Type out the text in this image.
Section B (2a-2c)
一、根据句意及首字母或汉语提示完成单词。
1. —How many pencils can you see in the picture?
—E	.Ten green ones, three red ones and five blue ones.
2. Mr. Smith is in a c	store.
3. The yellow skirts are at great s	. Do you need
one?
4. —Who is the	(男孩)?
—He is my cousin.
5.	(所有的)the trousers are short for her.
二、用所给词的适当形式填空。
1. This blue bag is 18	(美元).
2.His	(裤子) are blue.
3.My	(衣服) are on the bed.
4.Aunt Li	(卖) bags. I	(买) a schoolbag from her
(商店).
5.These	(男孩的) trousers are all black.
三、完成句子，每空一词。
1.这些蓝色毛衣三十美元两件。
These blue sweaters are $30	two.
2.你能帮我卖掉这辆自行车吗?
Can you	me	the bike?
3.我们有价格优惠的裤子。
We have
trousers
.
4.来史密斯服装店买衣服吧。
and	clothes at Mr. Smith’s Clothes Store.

******

**Do this**
Transcribe the whole listing with nothing added or left out.

**Written answer**
Type out the text in this image.
Section B (2a-2c)
一、根据句意及首字母或汉语提示完成单词。
1. —How many pencils can you see in the picture?
—E	.Ten green ones, three red ones and five blue ones.
2. Mr. Smith is in a c	store.
3. The yellow skirts are at great s	. Do you need
one?
4. —Who is the	(男孩)?
—He is my cousin.
5.	(所有的)the trousers are short for her.
二、用所给词的适当形式填空。
1. This blue bag is 18	(美元).
2.His	(裤子) are blue.
3.My	(衣服) are on the bed.
4.Aunt Li	(卖) bags. I	(买) a schoolbag from her
(商店).
5.These	(男孩的) trousers are all black.
三、完成句子，每空一词。
1.这些蓝色毛衣三十美元两件。
These blue sweaters are $30	two.
2.你能帮我卖掉这辆自行车吗?
Can you	me	the bike?
3.我们有价格优惠的裤子。
We have
trousers
.
4.来史密斯服装店买衣服吧。
and	clothes at Mr. Smith’s Clothes Store.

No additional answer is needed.